- _Task statement_
Quote each line of the material verbatim, without the pictures.

- _Records for this exercise_
══════
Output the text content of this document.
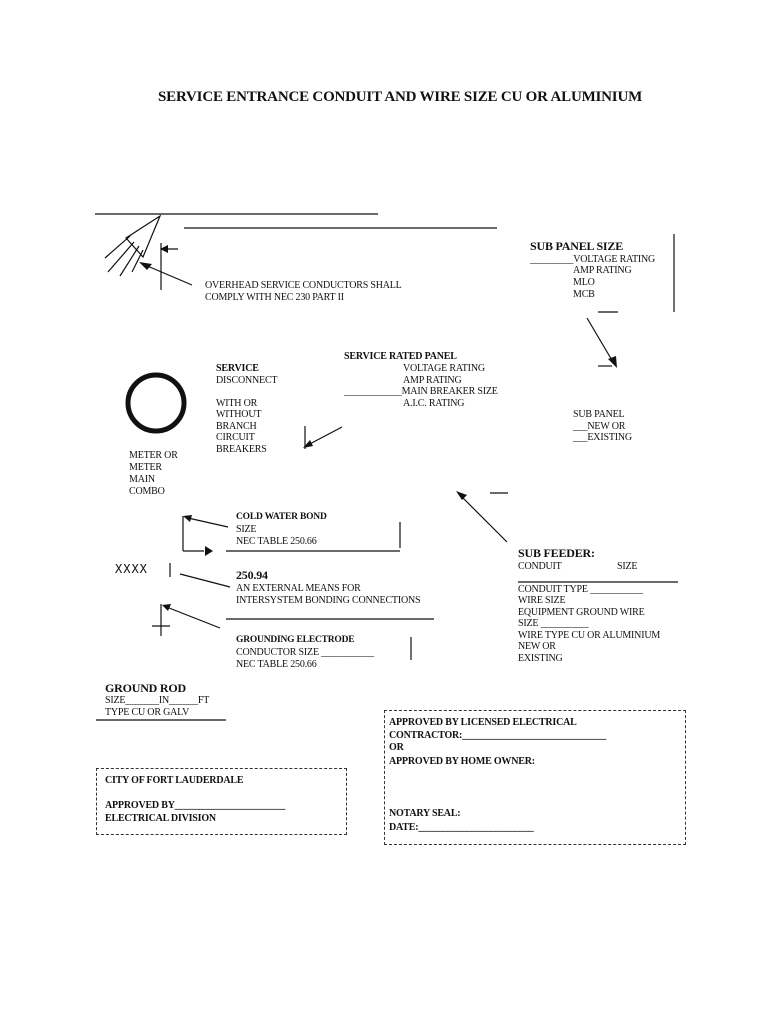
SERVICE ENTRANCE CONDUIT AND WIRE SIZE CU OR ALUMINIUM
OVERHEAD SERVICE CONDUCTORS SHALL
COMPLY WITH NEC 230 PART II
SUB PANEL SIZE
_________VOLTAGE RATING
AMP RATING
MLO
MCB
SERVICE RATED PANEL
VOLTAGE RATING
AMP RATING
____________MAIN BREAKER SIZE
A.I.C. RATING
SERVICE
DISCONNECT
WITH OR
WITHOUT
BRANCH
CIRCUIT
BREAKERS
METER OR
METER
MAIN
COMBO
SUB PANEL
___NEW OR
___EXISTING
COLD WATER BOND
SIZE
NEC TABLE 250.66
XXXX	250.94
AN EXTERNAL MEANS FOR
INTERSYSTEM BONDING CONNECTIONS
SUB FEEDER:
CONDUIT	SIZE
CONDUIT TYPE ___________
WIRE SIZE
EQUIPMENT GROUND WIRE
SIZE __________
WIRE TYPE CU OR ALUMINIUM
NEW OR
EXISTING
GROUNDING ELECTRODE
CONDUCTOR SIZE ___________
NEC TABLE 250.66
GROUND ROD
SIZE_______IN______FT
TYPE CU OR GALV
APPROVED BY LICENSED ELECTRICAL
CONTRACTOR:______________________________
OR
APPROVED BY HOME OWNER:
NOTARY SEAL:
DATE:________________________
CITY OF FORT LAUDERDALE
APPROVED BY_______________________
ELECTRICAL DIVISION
══════
- _Result_
Output the text content of this document.
SERVICE ENTRANCE CONDUIT AND WIRE SIZE CU OR ALUMINIUM
OVERHEAD SERVICE CONDUCTORS SHALL
COMPLY WITH NEC 230 PART II
SUB PANEL SIZE
_________VOLTAGE RATING
AMP RATING
MLO
MCB
SERVICE RATED PANEL
VOLTAGE RATING
AMP RATING
____________MAIN BREAKER SIZE
A.I.C. RATING
SERVICE
DISCONNECT
WITH OR
WITHOUT
BRANCH
CIRCUIT
BREAKERS
METER OR
METER
MAIN
COMBO
SUB PANEL
___NEW OR
___EXISTING
COLD WATER BOND
SIZE
NEC TABLE 250.66
XXXX	250.94
AN EXTERNAL MEANS FOR
INTERSYSTEM BONDING CONNECTIONS
SUB FEEDER:
CONDUIT	SIZE
CONDUIT TYPE ___________
WIRE SIZE
EQUIPMENT GROUND WIRE
SIZE __________
WIRE TYPE CU OR ALUMINIUM
NEW OR
EXISTING
GROUNDING ELECTRODE
CONDUCTOR SIZE ___________
NEC TABLE 250.66
GROUND ROD
SIZE_______IN______FT
TYPE CU OR GALV
APPROVED BY LICENSED ELECTRICAL
CONTRACTOR:______________________________
OR
APPROVED BY HOME OWNER:
NOTARY SEAL:
DATE:________________________
CITY OF FORT LAUDERDALE
APPROVED BY_______________________
ELECTRICAL DIVISION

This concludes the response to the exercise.